--- Start EXTRACTED ENTRIES ---
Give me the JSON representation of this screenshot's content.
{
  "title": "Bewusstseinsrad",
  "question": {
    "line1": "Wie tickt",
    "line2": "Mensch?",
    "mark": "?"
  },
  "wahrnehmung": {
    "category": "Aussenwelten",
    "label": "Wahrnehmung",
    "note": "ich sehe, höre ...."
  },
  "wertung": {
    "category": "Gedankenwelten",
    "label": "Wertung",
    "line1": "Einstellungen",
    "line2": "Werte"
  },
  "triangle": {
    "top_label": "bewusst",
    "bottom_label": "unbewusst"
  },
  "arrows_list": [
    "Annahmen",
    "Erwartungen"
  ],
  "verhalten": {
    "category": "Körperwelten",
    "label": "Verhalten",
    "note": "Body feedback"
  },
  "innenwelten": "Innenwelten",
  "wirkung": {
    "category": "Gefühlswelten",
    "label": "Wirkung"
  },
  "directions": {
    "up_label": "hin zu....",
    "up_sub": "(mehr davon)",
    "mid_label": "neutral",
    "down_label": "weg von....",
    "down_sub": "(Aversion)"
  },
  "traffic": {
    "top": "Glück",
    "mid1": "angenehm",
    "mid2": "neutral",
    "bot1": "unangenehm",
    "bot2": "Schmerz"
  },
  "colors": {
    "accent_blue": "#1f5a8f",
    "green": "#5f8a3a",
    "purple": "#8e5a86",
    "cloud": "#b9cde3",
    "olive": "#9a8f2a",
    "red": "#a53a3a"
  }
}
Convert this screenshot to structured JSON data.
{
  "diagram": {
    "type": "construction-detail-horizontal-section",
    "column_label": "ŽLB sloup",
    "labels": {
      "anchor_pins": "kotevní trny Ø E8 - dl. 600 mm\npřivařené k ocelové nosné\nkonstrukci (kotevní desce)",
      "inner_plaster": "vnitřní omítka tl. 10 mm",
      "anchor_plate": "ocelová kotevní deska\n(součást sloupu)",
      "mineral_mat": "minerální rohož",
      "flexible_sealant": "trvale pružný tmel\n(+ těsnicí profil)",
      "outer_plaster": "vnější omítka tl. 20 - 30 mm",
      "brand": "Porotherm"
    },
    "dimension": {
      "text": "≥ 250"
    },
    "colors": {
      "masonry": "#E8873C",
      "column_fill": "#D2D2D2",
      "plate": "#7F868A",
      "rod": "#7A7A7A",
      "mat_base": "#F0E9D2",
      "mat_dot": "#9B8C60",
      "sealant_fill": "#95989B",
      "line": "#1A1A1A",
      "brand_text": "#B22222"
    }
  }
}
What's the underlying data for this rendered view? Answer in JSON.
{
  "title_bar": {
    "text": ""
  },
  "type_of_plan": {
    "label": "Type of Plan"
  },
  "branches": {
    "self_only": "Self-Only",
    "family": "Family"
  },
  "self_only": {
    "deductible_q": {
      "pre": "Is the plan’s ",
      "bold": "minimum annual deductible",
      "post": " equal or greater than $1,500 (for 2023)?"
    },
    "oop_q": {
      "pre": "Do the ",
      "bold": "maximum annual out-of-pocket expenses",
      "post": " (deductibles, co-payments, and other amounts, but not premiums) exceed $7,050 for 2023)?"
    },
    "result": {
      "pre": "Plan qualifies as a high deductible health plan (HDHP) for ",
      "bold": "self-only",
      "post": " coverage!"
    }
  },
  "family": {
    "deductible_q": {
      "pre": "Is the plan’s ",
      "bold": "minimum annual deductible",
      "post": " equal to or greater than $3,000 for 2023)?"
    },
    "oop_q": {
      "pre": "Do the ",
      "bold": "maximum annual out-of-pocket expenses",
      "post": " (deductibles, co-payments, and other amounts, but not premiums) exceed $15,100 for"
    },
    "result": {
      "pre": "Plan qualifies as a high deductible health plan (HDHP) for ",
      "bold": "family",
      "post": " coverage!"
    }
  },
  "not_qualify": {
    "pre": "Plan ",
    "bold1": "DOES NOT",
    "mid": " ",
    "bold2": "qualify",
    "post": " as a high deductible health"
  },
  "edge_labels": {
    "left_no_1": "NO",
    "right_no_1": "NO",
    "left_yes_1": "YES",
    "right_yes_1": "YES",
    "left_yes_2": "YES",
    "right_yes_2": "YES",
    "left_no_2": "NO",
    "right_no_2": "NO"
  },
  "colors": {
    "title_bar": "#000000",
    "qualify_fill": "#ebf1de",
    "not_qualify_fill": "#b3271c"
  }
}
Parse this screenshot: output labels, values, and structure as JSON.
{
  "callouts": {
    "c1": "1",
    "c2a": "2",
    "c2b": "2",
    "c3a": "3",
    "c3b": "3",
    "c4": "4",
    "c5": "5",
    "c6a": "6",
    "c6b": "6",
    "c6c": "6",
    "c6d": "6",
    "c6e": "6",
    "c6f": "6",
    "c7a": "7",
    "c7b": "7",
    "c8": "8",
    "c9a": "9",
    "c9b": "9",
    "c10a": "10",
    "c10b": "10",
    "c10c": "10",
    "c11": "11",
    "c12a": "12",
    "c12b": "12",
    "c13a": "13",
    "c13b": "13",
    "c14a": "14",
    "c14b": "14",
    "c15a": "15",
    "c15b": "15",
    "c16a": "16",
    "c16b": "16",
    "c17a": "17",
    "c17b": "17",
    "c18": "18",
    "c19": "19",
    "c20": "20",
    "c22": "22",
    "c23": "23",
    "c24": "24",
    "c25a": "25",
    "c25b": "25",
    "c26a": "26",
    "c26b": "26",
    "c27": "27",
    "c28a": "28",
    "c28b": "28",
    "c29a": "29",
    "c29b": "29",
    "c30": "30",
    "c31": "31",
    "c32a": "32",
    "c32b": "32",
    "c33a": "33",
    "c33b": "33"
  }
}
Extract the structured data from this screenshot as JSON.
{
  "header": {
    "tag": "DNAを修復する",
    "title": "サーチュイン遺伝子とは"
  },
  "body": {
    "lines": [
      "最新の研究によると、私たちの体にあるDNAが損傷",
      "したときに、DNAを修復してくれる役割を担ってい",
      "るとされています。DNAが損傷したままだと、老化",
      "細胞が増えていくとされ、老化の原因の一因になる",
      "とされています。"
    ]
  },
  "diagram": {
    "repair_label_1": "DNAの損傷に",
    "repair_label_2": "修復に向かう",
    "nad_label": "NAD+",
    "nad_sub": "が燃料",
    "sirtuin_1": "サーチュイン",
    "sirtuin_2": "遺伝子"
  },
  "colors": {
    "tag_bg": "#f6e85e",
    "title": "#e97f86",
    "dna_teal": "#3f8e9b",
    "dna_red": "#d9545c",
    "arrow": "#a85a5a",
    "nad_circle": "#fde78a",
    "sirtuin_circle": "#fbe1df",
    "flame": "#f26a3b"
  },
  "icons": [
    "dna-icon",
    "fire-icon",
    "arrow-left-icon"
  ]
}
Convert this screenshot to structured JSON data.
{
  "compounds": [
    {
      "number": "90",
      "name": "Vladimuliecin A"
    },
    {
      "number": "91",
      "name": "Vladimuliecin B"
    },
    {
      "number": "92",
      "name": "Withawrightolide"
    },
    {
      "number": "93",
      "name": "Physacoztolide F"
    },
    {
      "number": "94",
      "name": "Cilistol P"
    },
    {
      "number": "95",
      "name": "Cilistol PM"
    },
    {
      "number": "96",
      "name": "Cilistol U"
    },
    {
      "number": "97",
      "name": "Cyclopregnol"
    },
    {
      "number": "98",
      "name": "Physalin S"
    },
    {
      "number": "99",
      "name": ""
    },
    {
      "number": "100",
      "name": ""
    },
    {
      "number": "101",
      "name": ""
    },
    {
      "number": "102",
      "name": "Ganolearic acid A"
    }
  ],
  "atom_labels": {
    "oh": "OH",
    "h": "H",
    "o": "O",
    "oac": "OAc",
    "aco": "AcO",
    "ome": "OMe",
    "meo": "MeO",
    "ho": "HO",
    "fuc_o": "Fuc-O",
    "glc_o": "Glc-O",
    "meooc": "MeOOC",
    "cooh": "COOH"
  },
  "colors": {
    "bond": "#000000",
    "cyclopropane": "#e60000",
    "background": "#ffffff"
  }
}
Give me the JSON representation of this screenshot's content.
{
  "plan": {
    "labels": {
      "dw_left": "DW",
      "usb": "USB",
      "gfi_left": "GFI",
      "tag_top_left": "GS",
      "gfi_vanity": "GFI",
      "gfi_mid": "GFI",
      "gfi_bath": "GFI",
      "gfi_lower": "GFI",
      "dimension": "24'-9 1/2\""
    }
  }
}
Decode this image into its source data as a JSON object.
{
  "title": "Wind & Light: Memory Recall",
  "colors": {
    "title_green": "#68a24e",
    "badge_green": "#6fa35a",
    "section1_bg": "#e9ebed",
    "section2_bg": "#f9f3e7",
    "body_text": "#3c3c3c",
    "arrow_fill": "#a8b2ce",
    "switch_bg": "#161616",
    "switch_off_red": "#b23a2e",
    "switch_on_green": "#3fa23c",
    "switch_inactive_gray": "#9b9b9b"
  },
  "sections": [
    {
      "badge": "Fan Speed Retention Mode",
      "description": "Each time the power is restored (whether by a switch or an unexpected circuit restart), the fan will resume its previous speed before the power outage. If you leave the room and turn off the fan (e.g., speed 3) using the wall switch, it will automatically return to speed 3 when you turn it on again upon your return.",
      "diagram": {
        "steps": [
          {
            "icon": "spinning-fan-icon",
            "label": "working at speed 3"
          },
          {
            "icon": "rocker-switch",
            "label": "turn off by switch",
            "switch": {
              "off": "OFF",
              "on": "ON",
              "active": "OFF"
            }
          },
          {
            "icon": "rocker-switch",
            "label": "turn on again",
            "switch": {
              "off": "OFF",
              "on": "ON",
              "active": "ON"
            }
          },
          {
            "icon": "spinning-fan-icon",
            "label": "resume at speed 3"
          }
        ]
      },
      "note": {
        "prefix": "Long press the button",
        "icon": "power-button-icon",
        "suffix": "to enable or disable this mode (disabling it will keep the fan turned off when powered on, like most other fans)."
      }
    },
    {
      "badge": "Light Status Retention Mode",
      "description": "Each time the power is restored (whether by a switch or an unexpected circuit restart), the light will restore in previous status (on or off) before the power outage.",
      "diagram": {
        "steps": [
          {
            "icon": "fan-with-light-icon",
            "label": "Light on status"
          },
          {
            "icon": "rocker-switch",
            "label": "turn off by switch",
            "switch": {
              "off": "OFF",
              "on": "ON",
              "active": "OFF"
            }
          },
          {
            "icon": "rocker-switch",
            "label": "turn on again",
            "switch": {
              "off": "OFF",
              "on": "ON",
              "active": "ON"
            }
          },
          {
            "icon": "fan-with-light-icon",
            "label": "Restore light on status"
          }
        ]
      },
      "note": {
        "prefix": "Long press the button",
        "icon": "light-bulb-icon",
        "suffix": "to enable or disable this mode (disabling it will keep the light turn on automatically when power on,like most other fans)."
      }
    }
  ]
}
--- End EXTRACTED ENTRIES ---
PROBLEM DETAILS — Pick out the lines above containing the word "omítka", then copy them.

ANSWER TO THE PROBLEM —
      "inner_plaster": "vnitřní omítka tl. 10 mm",
      "outer_plaster": "vnější omítka tl. 20 - 30 mm",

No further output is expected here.